WHAT IS REQUIRED:
Wherever a line holds the string "Vegetables", copy that line.

DATA FOR PROCESSING:
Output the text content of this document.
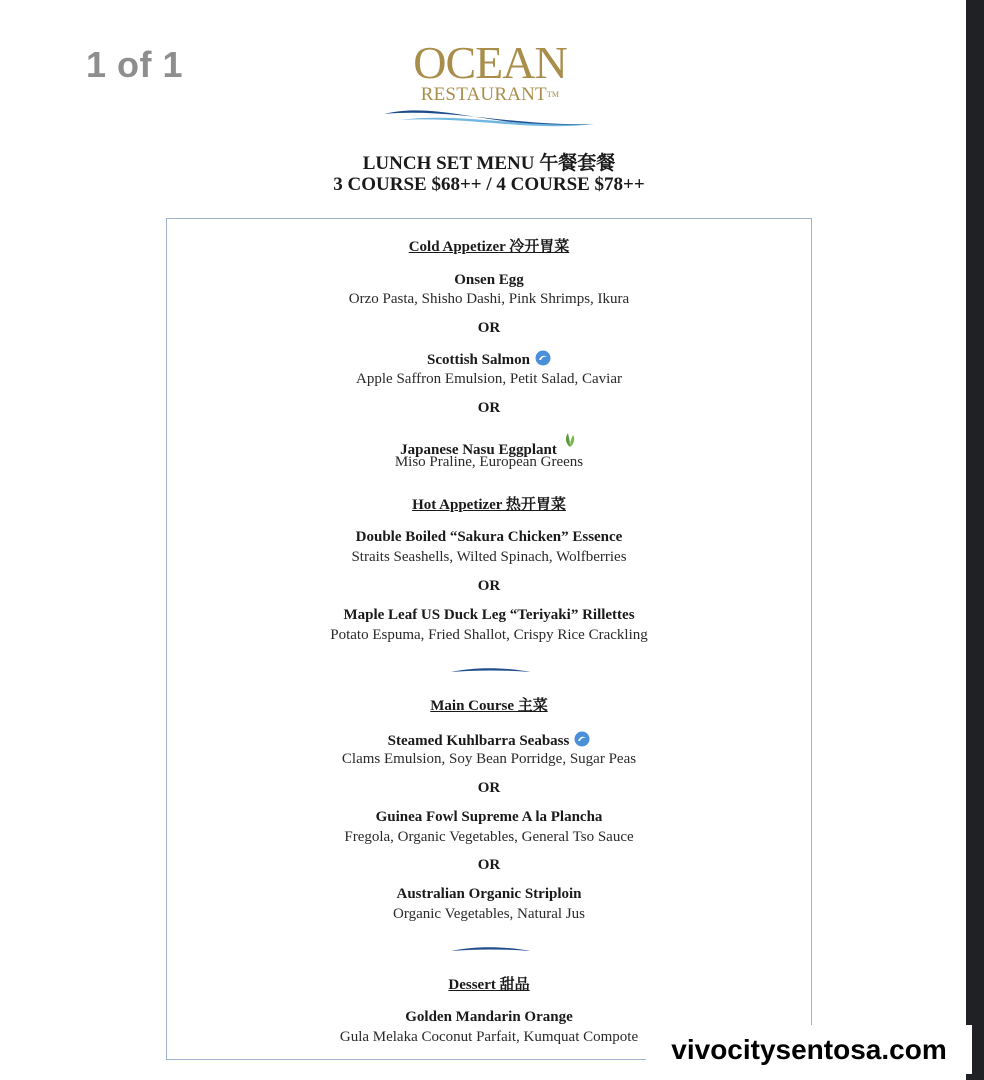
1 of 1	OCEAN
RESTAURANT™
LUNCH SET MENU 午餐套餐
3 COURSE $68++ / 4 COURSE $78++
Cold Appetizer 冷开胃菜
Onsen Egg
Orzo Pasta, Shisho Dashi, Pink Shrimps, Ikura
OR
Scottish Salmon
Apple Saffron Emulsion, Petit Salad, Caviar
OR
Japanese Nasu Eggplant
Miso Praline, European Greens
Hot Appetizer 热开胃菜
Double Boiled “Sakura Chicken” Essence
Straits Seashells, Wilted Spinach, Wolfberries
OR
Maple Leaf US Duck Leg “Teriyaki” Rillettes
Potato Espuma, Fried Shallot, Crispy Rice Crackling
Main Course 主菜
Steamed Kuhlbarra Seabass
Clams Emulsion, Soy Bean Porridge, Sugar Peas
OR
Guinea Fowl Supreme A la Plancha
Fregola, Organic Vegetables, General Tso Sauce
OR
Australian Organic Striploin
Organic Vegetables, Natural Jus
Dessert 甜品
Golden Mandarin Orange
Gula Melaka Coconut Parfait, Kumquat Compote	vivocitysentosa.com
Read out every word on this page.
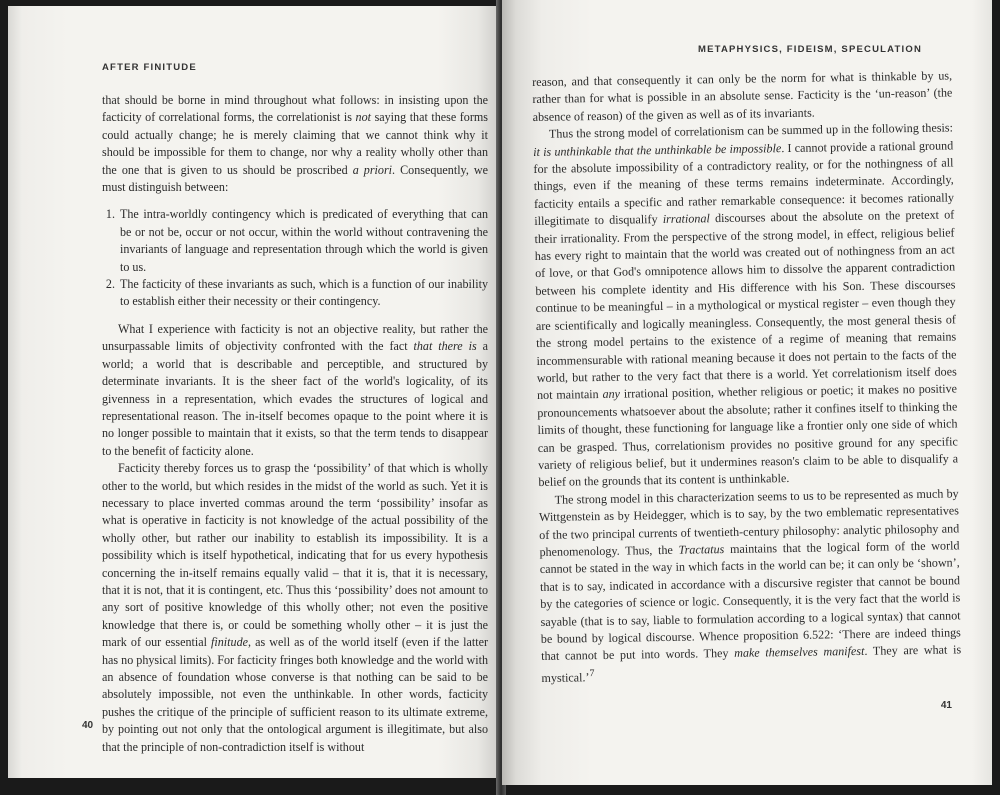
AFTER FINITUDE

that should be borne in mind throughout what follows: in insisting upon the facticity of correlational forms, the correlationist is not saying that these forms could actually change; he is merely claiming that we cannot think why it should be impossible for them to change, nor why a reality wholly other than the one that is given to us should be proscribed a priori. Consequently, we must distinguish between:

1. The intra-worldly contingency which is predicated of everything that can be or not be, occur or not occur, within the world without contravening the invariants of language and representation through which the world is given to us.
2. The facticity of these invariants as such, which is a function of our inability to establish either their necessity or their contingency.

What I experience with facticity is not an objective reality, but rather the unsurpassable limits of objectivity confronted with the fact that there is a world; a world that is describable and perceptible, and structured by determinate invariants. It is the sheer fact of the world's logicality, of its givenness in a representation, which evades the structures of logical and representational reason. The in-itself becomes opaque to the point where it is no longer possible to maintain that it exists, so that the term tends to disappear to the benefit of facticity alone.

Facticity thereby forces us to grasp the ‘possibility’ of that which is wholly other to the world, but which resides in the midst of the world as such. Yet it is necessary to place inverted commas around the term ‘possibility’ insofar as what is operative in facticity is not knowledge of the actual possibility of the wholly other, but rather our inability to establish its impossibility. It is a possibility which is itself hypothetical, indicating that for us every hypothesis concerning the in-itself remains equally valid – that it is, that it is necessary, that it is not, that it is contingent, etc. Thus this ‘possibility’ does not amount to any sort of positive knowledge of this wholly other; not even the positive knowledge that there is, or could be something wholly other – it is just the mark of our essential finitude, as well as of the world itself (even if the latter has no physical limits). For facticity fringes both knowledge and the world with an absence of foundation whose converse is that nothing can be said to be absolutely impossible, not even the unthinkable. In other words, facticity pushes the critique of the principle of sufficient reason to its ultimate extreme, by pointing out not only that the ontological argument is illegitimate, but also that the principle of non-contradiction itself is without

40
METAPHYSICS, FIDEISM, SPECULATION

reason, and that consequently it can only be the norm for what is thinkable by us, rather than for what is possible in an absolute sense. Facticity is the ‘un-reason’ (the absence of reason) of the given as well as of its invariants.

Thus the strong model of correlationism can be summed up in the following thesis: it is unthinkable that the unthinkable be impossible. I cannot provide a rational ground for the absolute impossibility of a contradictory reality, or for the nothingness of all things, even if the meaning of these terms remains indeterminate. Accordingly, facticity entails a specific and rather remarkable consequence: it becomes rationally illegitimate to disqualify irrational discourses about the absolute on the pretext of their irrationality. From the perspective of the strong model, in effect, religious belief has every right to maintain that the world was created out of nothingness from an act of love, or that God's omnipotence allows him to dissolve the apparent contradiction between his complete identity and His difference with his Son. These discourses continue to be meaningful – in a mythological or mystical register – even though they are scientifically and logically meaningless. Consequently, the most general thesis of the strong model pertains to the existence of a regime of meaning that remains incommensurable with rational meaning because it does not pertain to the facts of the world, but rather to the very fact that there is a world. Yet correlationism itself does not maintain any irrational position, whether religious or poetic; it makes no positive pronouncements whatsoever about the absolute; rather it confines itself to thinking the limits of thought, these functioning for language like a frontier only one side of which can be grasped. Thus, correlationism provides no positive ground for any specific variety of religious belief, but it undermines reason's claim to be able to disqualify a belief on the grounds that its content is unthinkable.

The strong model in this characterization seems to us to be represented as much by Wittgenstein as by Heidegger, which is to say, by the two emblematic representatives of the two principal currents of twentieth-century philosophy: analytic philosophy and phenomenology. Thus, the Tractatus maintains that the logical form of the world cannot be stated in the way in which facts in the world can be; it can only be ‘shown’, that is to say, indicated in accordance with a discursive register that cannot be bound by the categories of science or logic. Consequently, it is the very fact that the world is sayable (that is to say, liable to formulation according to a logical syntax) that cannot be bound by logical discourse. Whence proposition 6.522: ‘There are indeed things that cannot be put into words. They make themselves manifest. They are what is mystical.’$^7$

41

--

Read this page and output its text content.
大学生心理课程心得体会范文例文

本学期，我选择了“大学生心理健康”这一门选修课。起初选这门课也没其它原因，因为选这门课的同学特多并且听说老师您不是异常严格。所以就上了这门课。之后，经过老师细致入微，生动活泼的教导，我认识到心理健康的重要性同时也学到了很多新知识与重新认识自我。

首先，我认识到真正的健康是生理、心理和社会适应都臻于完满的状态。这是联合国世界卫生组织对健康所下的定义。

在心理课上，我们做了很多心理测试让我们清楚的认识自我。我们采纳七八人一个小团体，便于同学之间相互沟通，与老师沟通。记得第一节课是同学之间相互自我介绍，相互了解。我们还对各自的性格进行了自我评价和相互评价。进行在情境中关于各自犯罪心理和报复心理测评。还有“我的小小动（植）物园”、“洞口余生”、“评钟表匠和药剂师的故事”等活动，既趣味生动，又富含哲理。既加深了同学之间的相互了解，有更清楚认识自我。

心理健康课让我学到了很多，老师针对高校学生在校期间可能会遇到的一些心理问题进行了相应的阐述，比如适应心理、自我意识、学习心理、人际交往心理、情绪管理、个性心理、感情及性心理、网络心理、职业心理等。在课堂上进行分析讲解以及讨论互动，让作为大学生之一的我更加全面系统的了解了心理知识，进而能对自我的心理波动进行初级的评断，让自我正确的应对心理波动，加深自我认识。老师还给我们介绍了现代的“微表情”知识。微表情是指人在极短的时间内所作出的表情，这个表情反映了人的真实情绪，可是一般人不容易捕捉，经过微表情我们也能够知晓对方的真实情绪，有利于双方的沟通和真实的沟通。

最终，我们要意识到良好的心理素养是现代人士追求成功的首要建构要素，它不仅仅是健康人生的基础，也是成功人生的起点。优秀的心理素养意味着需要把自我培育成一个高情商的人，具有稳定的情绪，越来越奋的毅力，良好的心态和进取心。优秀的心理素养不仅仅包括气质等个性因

RESULT OF THIS EXERCISE:
Fregola, Organic Vegetables, General Tso Sauce
Organic Vegetables, Natural Jus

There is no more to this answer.